[Dataset entries on figures]
┄┄┄┄┄┄┄┄┄┄┄┄┄┄┄┄┄┄┄┄

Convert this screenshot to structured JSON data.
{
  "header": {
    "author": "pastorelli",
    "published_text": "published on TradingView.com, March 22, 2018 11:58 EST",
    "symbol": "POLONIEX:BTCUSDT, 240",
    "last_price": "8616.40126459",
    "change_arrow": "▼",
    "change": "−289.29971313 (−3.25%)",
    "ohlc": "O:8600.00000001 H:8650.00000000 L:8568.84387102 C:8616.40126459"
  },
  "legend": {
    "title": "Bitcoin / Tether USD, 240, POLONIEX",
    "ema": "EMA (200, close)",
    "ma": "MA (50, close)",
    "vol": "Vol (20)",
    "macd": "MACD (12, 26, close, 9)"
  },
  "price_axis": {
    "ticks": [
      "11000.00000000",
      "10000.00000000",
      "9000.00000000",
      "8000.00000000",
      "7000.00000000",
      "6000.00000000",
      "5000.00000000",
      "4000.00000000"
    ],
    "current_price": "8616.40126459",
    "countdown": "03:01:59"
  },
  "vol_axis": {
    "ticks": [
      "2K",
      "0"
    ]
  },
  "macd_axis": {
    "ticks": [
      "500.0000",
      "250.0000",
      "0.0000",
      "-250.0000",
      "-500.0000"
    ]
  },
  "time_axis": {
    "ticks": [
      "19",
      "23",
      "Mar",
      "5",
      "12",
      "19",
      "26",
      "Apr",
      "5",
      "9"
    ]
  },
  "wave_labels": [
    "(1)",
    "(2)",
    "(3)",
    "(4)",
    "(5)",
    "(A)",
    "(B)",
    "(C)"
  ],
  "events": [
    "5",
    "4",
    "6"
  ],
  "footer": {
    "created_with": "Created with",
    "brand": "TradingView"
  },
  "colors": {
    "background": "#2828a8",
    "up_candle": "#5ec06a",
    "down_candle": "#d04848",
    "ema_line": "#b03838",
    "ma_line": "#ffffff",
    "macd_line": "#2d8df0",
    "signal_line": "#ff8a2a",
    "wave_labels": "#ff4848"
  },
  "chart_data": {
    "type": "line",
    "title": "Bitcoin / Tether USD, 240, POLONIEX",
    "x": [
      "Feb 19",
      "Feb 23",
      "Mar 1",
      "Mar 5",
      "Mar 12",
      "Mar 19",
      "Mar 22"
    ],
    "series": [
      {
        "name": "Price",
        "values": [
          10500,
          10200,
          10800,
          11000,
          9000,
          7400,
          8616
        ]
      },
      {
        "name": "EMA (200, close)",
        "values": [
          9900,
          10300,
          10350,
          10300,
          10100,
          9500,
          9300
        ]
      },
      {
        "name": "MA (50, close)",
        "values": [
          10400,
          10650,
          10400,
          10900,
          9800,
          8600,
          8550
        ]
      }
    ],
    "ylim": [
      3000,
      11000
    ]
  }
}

┄┄┄┄┄┄┄┄┄┄┄┄┄┄┄┄┄┄┄┄

From the listing above, copy every line that holds the string "name".

        "name": "Price",
        "name": "EMA (200, close)",
        "name": "MA (50, close)",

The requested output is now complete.